- What is being asked -
Copy each line holding the string "ffffff".

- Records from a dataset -

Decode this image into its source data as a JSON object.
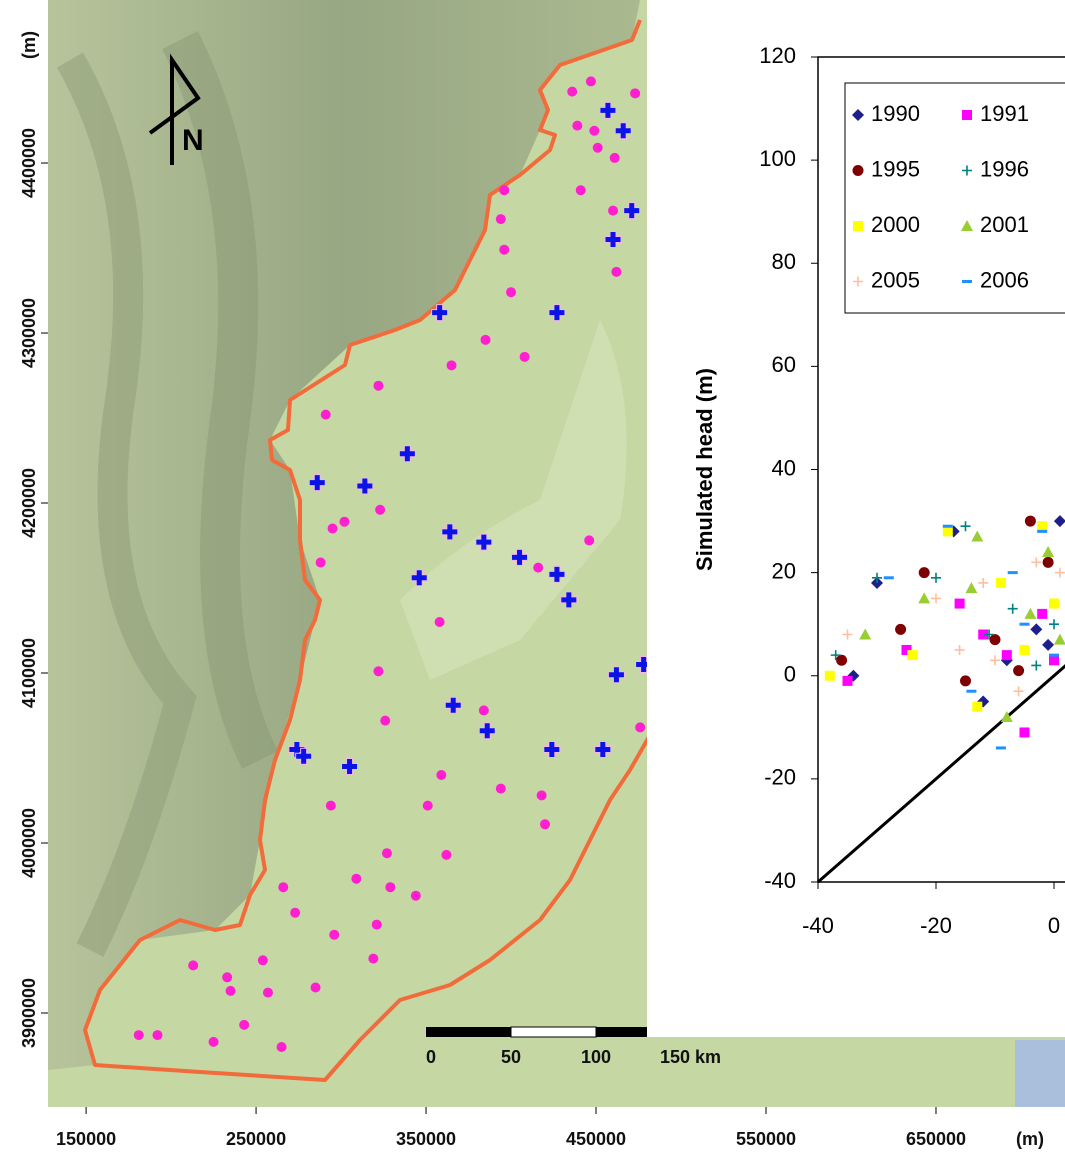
{
  "map": {
    "x_axis": {
      "lim": [
        127600,
        725900
      ],
      "ticks": [
        150000,
        250000,
        350000,
        450000,
        550000,
        650000
      ],
      "unit": "(m)"
    },
    "y_axis": {
      "lim": [
        3844700,
        4495900
      ],
      "ticks": [
        3900000,
        4000000,
        4100000,
        4200000,
        4300000,
        4400000
      ],
      "unit": "(m)"
    },
    "north_label": "N",
    "scale_bar": [
      "0",
      "50",
      "100",
      "150 km"
    ],
    "wells": {
      "color": "#ff1fd0",
      "x": [
        436000,
        447000,
        473000,
        439000,
        449000,
        451000,
        461000,
        441000,
        460000,
        396000,
        394000,
        396000,
        400000,
        385000,
        408000,
        365000,
        322000,
        291000,
        323000,
        302000,
        295000,
        288000,
        446000,
        416000,
        462000,
        322000,
        326000,
        384000,
        394000,
        418000,
        420000,
        294000,
        359000,
        351000,
        327000,
        362000,
        309000,
        329000,
        344000,
        266000,
        273000,
        296000,
        321000,
        319000,
        254000,
        213000,
        233000,
        235000,
        257000,
        285000,
        243000,
        225000,
        265000,
        181000,
        192000,
        476000,
        358000
      ],
      "y": [
        4442000,
        4448000,
        4441000,
        4422000,
        4419000,
        4409000,
        4403000,
        4384000,
        4372000,
        4384000,
        4367000,
        4349000,
        4324000,
        4296000,
        4286000,
        4281000,
        4269000,
        4252000,
        4196000,
        4189000,
        4185000,
        4165000,
        4178000,
        4162000,
        4336000,
        4101000,
        4072000,
        4078000,
        4032000,
        4028000,
        4011000,
        4022000,
        4040000,
        4022000,
        3994000,
        3993000,
        3979000,
        3974000,
        3969000,
        3974000,
        3959000,
        3946000,
        3952000,
        3932000,
        3931000,
        3928000,
        3921000,
        3913000,
        3912000,
        3915000,
        3893000,
        3883000,
        3880000,
        3887000,
        3887000,
        4068000,
        4130000
      ]
    },
    "gauges": {
      "color": "#0a14e6",
      "x": [
        457000,
        466000,
        471000,
        460000,
        358000,
        427000,
        339000,
        286000,
        314000,
        364000,
        384000,
        405000,
        427000,
        346000,
        434000,
        478000,
        462000,
        366000,
        386000,
        424000,
        454000,
        274000,
        278000,
        305000
      ],
      "y": [
        4431000,
        4419000,
        4372000,
        4355000,
        4312000,
        4312000,
        4229000,
        4212000,
        4210000,
        4183000,
        4177000,
        4168000,
        4158000,
        4156000,
        4143000,
        4105000,
        4099000,
        4081000,
        4066000,
        4055000,
        4055000,
        4055000,
        4051000,
        4045000
      ]
    }
  },
  "chart_data": {
    "type": "scatter",
    "ylabel": "Simulated head (m)",
    "xlim": [
      -40,
      120
    ],
    "ylim": [
      -40,
      120
    ],
    "xticks": [
      -40,
      -20,
      0
    ],
    "yticks": [
      -40,
      -20,
      0,
      20,
      40,
      60,
      80,
      100,
      120
    ],
    "legend": "upper left",
    "identity_line": true,
    "series": [
      {
        "name": "1990",
        "color": "#1c1f8c",
        "marker": "diamond",
        "x": [
          -30,
          -17,
          -34,
          -12,
          -8,
          -3,
          -1,
          1
        ],
        "y": [
          18,
          28,
          0,
          -5,
          3,
          9,
          6,
          30
        ]
      },
      {
        "name": "1991",
        "color": "#ff00ff",
        "marker": "square",
        "x": [
          -35,
          -16,
          -12,
          -5,
          -8,
          -2,
          0,
          -25
        ],
        "y": [
          -1,
          14,
          8,
          -11,
          4,
          12,
          3,
          5
        ]
      },
      {
        "name": "1995",
        "color": "#7f0000",
        "marker": "circle",
        "x": [
          -36,
          -26,
          -22,
          -15,
          -4,
          -10,
          -1,
          -6
        ],
        "y": [
          3,
          9,
          20,
          -1,
          30,
          7,
          22,
          1
        ]
      },
      {
        "name": "1996",
        "color": "#008080",
        "marker": "plus",
        "x": [
          -37,
          -30,
          -20,
          -15,
          -11,
          -3,
          -7,
          0
        ],
        "y": [
          4,
          19,
          19,
          29,
          8,
          2,
          13,
          10
        ]
      },
      {
        "name": "2000",
        "color": "#ffff00",
        "marker": "square",
        "x": [
          -38,
          -18,
          -13,
          -24,
          -9,
          -2,
          -5,
          0
        ],
        "y": [
          0,
          28,
          -6,
          4,
          18,
          29,
          5,
          14
        ]
      },
      {
        "name": "2001",
        "color": "#9acd32",
        "marker": "triangle",
        "x": [
          -32,
          -22,
          -14,
          -8,
          -13,
          -4,
          -1,
          1
        ],
        "y": [
          8,
          15,
          17,
          -8,
          27,
          12,
          24,
          7
        ]
      },
      {
        "name": "2005",
        "color": "#ffbf9f",
        "marker": "plus",
        "x": [
          -35,
          -20,
          -10,
          -12,
          -6,
          -3,
          1,
          -16
        ],
        "y": [
          8,
          15,
          3,
          18,
          -3,
          22,
          20,
          5
        ]
      },
      {
        "name": "2006",
        "color": "#1e90ff",
        "marker": "dash",
        "x": [
          -28,
          -18,
          -9,
          -14,
          -7,
          -2,
          -5,
          0
        ],
        "y": [
          19,
          29,
          -14,
          -3,
          20,
          28,
          10,
          4
        ]
      }
    ]
  }
}
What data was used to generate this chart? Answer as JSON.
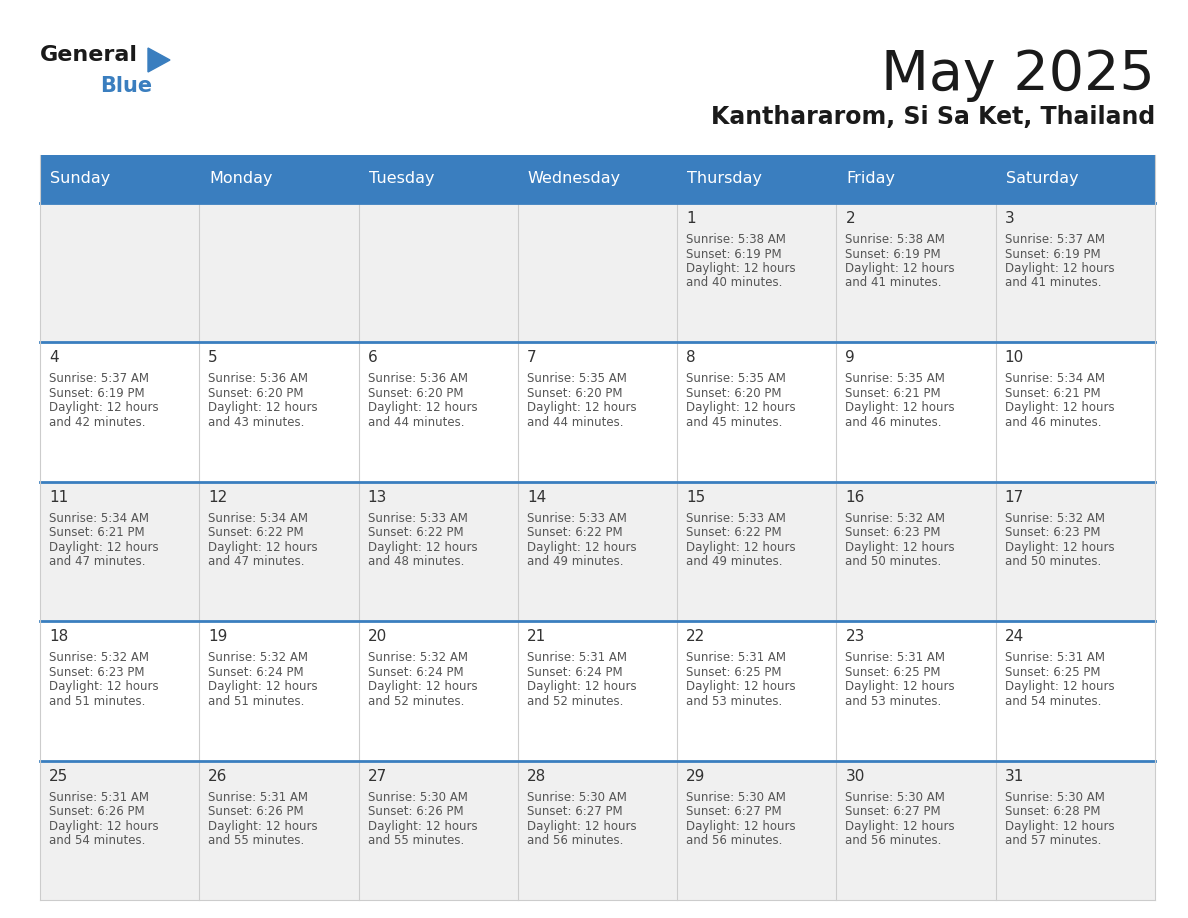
{
  "title": "May 2025",
  "subtitle": "Kanthararom, Si Sa Ket, Thailand",
  "header_bg": "#3a7ebf",
  "header_text": "#ffffff",
  "day_names": [
    "Sunday",
    "Monday",
    "Tuesday",
    "Wednesday",
    "Thursday",
    "Friday",
    "Saturday"
  ],
  "divider_color": "#3a7ebf",
  "col_line_color": "#cccccc",
  "row_bg_even": "#f0f0f0",
  "row_bg_odd": "#ffffff",
  "date_color": "#333333",
  "info_color": "#555555",
  "weeks": [
    [
      {
        "day": "",
        "sunrise": "",
        "sunset": "",
        "daylight": ""
      },
      {
        "day": "",
        "sunrise": "",
        "sunset": "",
        "daylight": ""
      },
      {
        "day": "",
        "sunrise": "",
        "sunset": "",
        "daylight": ""
      },
      {
        "day": "",
        "sunrise": "",
        "sunset": "",
        "daylight": ""
      },
      {
        "day": "1",
        "sunrise": "5:38 AM",
        "sunset": "6:19 PM",
        "daylight": "12 hours and 40 minutes."
      },
      {
        "day": "2",
        "sunrise": "5:38 AM",
        "sunset": "6:19 PM",
        "daylight": "12 hours and 41 minutes."
      },
      {
        "day": "3",
        "sunrise": "5:37 AM",
        "sunset": "6:19 PM",
        "daylight": "12 hours and 41 minutes."
      }
    ],
    [
      {
        "day": "4",
        "sunrise": "5:37 AM",
        "sunset": "6:19 PM",
        "daylight": "12 hours and 42 minutes."
      },
      {
        "day": "5",
        "sunrise": "5:36 AM",
        "sunset": "6:20 PM",
        "daylight": "12 hours and 43 minutes."
      },
      {
        "day": "6",
        "sunrise": "5:36 AM",
        "sunset": "6:20 PM",
        "daylight": "12 hours and 44 minutes."
      },
      {
        "day": "7",
        "sunrise": "5:35 AM",
        "sunset": "6:20 PM",
        "daylight": "12 hours and 44 minutes."
      },
      {
        "day": "8",
        "sunrise": "5:35 AM",
        "sunset": "6:20 PM",
        "daylight": "12 hours and 45 minutes."
      },
      {
        "day": "9",
        "sunrise": "5:35 AM",
        "sunset": "6:21 PM",
        "daylight": "12 hours and 46 minutes."
      },
      {
        "day": "10",
        "sunrise": "5:34 AM",
        "sunset": "6:21 PM",
        "daylight": "12 hours and 46 minutes."
      }
    ],
    [
      {
        "day": "11",
        "sunrise": "5:34 AM",
        "sunset": "6:21 PM",
        "daylight": "12 hours and 47 minutes."
      },
      {
        "day": "12",
        "sunrise": "5:34 AM",
        "sunset": "6:22 PM",
        "daylight": "12 hours and 47 minutes."
      },
      {
        "day": "13",
        "sunrise": "5:33 AM",
        "sunset": "6:22 PM",
        "daylight": "12 hours and 48 minutes."
      },
      {
        "day": "14",
        "sunrise": "5:33 AM",
        "sunset": "6:22 PM",
        "daylight": "12 hours and 49 minutes."
      },
      {
        "day": "15",
        "sunrise": "5:33 AM",
        "sunset": "6:22 PM",
        "daylight": "12 hours and 49 minutes."
      },
      {
        "day": "16",
        "sunrise": "5:32 AM",
        "sunset": "6:23 PM",
        "daylight": "12 hours and 50 minutes."
      },
      {
        "day": "17",
        "sunrise": "5:32 AM",
        "sunset": "6:23 PM",
        "daylight": "12 hours and 50 minutes."
      }
    ],
    [
      {
        "day": "18",
        "sunrise": "5:32 AM",
        "sunset": "6:23 PM",
        "daylight": "12 hours and 51 minutes."
      },
      {
        "day": "19",
        "sunrise": "5:32 AM",
        "sunset": "6:24 PM",
        "daylight": "12 hours and 51 minutes."
      },
      {
        "day": "20",
        "sunrise": "5:32 AM",
        "sunset": "6:24 PM",
        "daylight": "12 hours and 52 minutes."
      },
      {
        "day": "21",
        "sunrise": "5:31 AM",
        "sunset": "6:24 PM",
        "daylight": "12 hours and 52 minutes."
      },
      {
        "day": "22",
        "sunrise": "5:31 AM",
        "sunset": "6:25 PM",
        "daylight": "12 hours and 53 minutes."
      },
      {
        "day": "23",
        "sunrise": "5:31 AM",
        "sunset": "6:25 PM",
        "daylight": "12 hours and 53 minutes."
      },
      {
        "day": "24",
        "sunrise": "5:31 AM",
        "sunset": "6:25 PM",
        "daylight": "12 hours and 54 minutes."
      }
    ],
    [
      {
        "day": "25",
        "sunrise": "5:31 AM",
        "sunset": "6:26 PM",
        "daylight": "12 hours and 54 minutes."
      },
      {
        "day": "26",
        "sunrise": "5:31 AM",
        "sunset": "6:26 PM",
        "daylight": "12 hours and 55 minutes."
      },
      {
        "day": "27",
        "sunrise": "5:30 AM",
        "sunset": "6:26 PM",
        "daylight": "12 hours and 55 minutes."
      },
      {
        "day": "28",
        "sunrise": "5:30 AM",
        "sunset": "6:27 PM",
        "daylight": "12 hours and 56 minutes."
      },
      {
        "day": "29",
        "sunrise": "5:30 AM",
        "sunset": "6:27 PM",
        "daylight": "12 hours and 56 minutes."
      },
      {
        "day": "30",
        "sunrise": "5:30 AM",
        "sunset": "6:27 PM",
        "daylight": "12 hours and 56 minutes."
      },
      {
        "day": "31",
        "sunrise": "5:30 AM",
        "sunset": "6:28 PM",
        "daylight": "12 hours and 57 minutes."
      }
    ]
  ],
  "fig_width": 11.88,
  "fig_height": 9.18,
  "logo_triangle_color": "#3a7ebf"
}
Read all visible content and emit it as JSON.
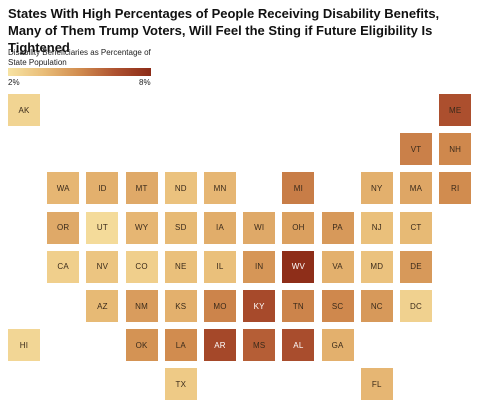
{
  "chart_data": {
    "type": "heatmap",
    "title": "States With High Percentages of People Receiving Disability Benefits, Many of Them Trump Voters, Will Feel the Sting if Future Eligibility Is Tightened",
    "legend": {
      "title": "Disability Beneficiaries as Percentage of State Population",
      "min_label": "2%",
      "max_label": "8%",
      "range": [
        2,
        8
      ],
      "colors": [
        "#f7e3a3",
        "#e9bd78",
        "#d18c4f",
        "#ae5230",
        "#8c2b17"
      ]
    },
    "states": [
      {
        "code": "AK",
        "row": 0,
        "col": 0,
        "value": 2.6
      },
      {
        "code": "ME",
        "row": 0,
        "col": 11,
        "value": 6.6
      },
      {
        "code": "VT",
        "row": 1,
        "col": 10,
        "value": 5.3
      },
      {
        "code": "NH",
        "row": 1,
        "col": 11,
        "value": 5.1
      },
      {
        "code": "WA",
        "row": 2,
        "col": 1,
        "value": 3.7
      },
      {
        "code": "ID",
        "row": 2,
        "col": 2,
        "value": 3.9
      },
      {
        "code": "MT",
        "row": 2,
        "col": 3,
        "value": 4.1
      },
      {
        "code": "ND",
        "row": 2,
        "col": 4,
        "value": 3.3
      },
      {
        "code": "MN",
        "row": 2,
        "col": 5,
        "value": 3.7
      },
      {
        "code": "MI",
        "row": 2,
        "col": 7,
        "value": 5.4
      },
      {
        "code": "NY",
        "row": 2,
        "col": 9,
        "value": 3.9
      },
      {
        "code": "MA",
        "row": 2,
        "col": 10,
        "value": 4.2
      },
      {
        "code": "RI",
        "row": 2,
        "col": 11,
        "value": 5.0
      },
      {
        "code": "OR",
        "row": 3,
        "col": 1,
        "value": 4.1
      },
      {
        "code": "UT",
        "row": 3,
        "col": 2,
        "value": 2.3
      },
      {
        "code": "WY",
        "row": 3,
        "col": 3,
        "value": 3.7
      },
      {
        "code": "SD",
        "row": 3,
        "col": 4,
        "value": 3.6
      },
      {
        "code": "IA",
        "row": 3,
        "col": 5,
        "value": 4.0
      },
      {
        "code": "WI",
        "row": 3,
        "col": 6,
        "value": 4.1
      },
      {
        "code": "OH",
        "row": 3,
        "col": 7,
        "value": 4.4
      },
      {
        "code": "PA",
        "row": 3,
        "col": 8,
        "value": 4.6
      },
      {
        "code": "NJ",
        "row": 3,
        "col": 9,
        "value": 3.4
      },
      {
        "code": "CT",
        "row": 3,
        "col": 10,
        "value": 3.6
      },
      {
        "code": "CA",
        "row": 4,
        "col": 1,
        "value": 2.8
      },
      {
        "code": "NV",
        "row": 4,
        "col": 2,
        "value": 3.2
      },
      {
        "code": "CO",
        "row": 4,
        "col": 3,
        "value": 2.8
      },
      {
        "code": "NE",
        "row": 4,
        "col": 4,
        "value": 3.4
      },
      {
        "code": "IL",
        "row": 4,
        "col": 5,
        "value": 3.4
      },
      {
        "code": "IN",
        "row": 4,
        "col": 6,
        "value": 4.7
      },
      {
        "code": "WV",
        "row": 4,
        "col": 7,
        "value": 7.9
      },
      {
        "code": "VA",
        "row": 4,
        "col": 8,
        "value": 3.9
      },
      {
        "code": "MD",
        "row": 4,
        "col": 9,
        "value": 3.3
      },
      {
        "code": "DE",
        "row": 4,
        "col": 10,
        "value": 4.6
      },
      {
        "code": "AZ",
        "row": 5,
        "col": 2,
        "value": 3.6
      },
      {
        "code": "NM",
        "row": 5,
        "col": 3,
        "value": 4.5
      },
      {
        "code": "KS",
        "row": 5,
        "col": 4,
        "value": 3.9
      },
      {
        "code": "MO",
        "row": 5,
        "col": 5,
        "value": 5.2
      },
      {
        "code": "KY",
        "row": 5,
        "col": 6,
        "value": 6.8
      },
      {
        "code": "TN",
        "row": 5,
        "col": 7,
        "value": 5.2
      },
      {
        "code": "SC",
        "row": 5,
        "col": 8,
        "value": 5.1
      },
      {
        "code": "NC",
        "row": 5,
        "col": 9,
        "value": 4.6
      },
      {
        "code": "DC",
        "row": 5,
        "col": 10,
        "value": 2.7
      },
      {
        "code": "HI",
        "row": 6,
        "col": 0,
        "value": 2.5
      },
      {
        "code": "OK",
        "row": 6,
        "col": 3,
        "value": 4.8
      },
      {
        "code": "LA",
        "row": 6,
        "col": 4,
        "value": 5.0
      },
      {
        "code": "AR",
        "row": 6,
        "col": 5,
        "value": 6.9
      },
      {
        "code": "MS",
        "row": 6,
        "col": 6,
        "value": 6.2
      },
      {
        "code": "AL",
        "row": 6,
        "col": 7,
        "value": 6.7
      },
      {
        "code": "GA",
        "row": 6,
        "col": 8,
        "value": 3.9
      },
      {
        "code": "TX",
        "row": 7,
        "col": 4,
        "value": 3.0
      },
      {
        "code": "FL",
        "row": 7,
        "col": 9,
        "value": 3.7
      }
    ]
  }
}
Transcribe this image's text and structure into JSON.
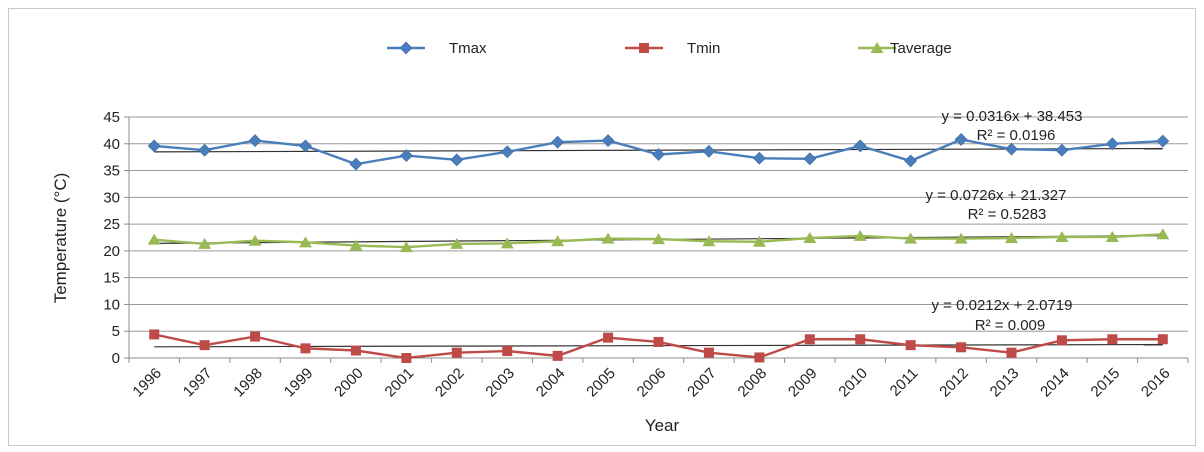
{
  "chart_data": {
    "type": "line",
    "xlabel": "Year",
    "ylabel": "Temperature (°C)",
    "ylim": [
      0,
      45
    ],
    "yticks": [
      0,
      5,
      10,
      15,
      20,
      25,
      30,
      35,
      40,
      45
    ],
    "grid": true,
    "legend_position": "top",
    "categories": [
      "1996",
      "1997",
      "1998",
      "1999",
      "2000",
      "2001",
      "2002",
      "2003",
      "2004",
      "2005",
      "2006",
      "2007",
      "2008",
      "2009",
      "2010",
      "2011",
      "2012",
      "2013",
      "2014",
      "2015",
      "2016"
    ],
    "series": [
      {
        "name": "Tmax",
        "color": "#4a7ebb",
        "marker": "diamond",
        "values": [
          39.6,
          38.8,
          40.6,
          39.6,
          36.2,
          37.8,
          37.0,
          38.5,
          40.3,
          40.6,
          38.0,
          38.6,
          37.3,
          37.2,
          39.6,
          36.8,
          40.8,
          39.0,
          38.8,
          40.0,
          40.5
        ],
        "trendline": {
          "equation": "y = 0.0316x + 38.453",
          "r2": "R² = 0.0196",
          "slope": 0.0316,
          "intercept": 38.453
        }
      },
      {
        "name": "Tmin",
        "color": "#be4b48",
        "marker": "square",
        "values": [
          4.4,
          2.4,
          4.0,
          1.8,
          1.4,
          0.0,
          1.0,
          1.3,
          0.4,
          3.8,
          3.0,
          1.0,
          0.1,
          3.5,
          3.5,
          2.4,
          2.0,
          1.0,
          3.3,
          3.5,
          3.5
        ],
        "trendline": {
          "equation": "y = 0.0212x + 2.0719",
          "r2": "R² = 0.009",
          "slope": 0.0212,
          "intercept": 2.0719
        }
      },
      {
        "name": "Taverage",
        "color": "#98b954",
        "marker": "triangle",
        "values": [
          22.1,
          21.3,
          21.9,
          21.6,
          21.0,
          20.7,
          21.3,
          21.4,
          21.8,
          22.3,
          22.2,
          21.8,
          21.7,
          22.4,
          22.8,
          22.3,
          22.3,
          22.4,
          22.6,
          22.6,
          23.1
        ],
        "trendline": {
          "equation": "y = 0.0726x + 21.327",
          "r2": "R² = 0.5283",
          "slope": 0.0726,
          "intercept": 21.327
        }
      }
    ]
  }
}
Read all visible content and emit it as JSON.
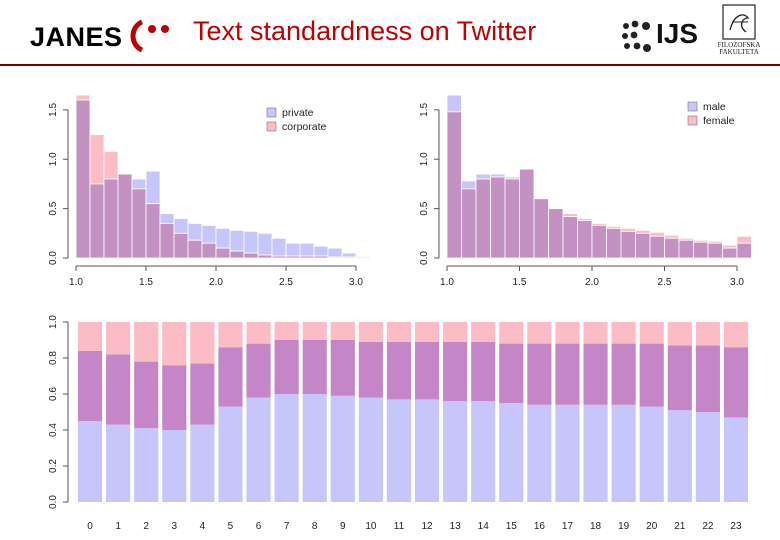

- Response for this exercise -
  "header_text": "#ffffff",
  "row_bg_odd": "#ffffff",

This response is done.